JOB: Take every line where the string "description" appears and copy it.

Collected data

--

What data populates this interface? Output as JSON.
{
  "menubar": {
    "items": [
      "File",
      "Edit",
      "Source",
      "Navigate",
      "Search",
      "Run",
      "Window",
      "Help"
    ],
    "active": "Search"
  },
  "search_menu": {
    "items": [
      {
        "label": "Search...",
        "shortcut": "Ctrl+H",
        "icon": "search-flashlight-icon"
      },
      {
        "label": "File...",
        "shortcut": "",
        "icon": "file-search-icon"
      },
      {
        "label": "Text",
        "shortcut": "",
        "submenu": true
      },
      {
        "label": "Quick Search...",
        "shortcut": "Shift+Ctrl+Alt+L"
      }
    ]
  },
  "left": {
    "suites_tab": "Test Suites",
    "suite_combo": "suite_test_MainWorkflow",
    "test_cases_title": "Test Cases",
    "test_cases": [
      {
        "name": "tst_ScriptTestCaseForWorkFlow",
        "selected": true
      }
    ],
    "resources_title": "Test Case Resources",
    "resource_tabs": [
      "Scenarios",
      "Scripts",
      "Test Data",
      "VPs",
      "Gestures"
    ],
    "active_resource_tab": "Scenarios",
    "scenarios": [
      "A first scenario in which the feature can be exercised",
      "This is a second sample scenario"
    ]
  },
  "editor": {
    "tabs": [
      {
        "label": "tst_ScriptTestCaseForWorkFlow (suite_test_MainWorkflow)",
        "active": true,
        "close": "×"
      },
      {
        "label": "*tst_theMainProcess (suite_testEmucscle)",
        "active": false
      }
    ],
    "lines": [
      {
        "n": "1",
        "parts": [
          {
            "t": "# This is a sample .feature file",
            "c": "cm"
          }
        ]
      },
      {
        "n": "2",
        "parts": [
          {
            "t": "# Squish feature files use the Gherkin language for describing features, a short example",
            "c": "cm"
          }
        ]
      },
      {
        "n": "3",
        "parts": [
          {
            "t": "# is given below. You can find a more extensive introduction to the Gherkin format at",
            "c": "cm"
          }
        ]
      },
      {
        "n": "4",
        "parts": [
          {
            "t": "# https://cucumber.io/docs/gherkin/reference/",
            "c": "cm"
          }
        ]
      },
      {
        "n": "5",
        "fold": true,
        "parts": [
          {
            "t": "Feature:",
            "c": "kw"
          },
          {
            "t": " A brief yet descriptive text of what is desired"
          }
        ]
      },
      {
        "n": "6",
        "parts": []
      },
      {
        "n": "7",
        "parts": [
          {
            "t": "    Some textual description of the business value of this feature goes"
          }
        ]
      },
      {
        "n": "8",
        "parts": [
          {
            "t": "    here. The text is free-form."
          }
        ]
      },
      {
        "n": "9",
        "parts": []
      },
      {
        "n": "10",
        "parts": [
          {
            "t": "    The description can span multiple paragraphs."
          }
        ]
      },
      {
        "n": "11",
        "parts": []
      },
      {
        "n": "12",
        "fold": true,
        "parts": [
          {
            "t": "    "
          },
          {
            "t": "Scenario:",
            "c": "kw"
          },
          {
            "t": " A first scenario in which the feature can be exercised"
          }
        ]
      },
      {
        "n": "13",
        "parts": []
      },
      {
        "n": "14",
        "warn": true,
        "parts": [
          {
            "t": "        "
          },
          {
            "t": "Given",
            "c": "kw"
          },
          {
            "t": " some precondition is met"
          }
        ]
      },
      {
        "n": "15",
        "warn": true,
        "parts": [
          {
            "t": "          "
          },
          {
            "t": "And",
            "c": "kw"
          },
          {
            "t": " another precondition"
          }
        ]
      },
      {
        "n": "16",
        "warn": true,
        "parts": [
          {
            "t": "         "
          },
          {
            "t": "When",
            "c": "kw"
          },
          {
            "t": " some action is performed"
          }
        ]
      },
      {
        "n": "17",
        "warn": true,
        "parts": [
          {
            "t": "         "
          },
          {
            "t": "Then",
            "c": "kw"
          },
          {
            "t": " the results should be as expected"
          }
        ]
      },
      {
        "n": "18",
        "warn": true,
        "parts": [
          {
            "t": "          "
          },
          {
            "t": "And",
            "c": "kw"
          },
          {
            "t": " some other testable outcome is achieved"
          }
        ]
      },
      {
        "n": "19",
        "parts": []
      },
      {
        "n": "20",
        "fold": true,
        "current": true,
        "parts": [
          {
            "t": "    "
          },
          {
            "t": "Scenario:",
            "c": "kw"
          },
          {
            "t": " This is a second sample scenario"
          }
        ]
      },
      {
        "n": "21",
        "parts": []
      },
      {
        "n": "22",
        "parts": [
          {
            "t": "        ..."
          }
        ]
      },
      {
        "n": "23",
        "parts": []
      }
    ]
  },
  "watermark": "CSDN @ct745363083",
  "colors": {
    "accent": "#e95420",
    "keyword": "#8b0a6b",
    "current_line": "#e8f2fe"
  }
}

--

TASK ANSWER:
            "t": "    Some textual description of the business value of this feature goes"
            "t": "    The description can span multiple paragraphs."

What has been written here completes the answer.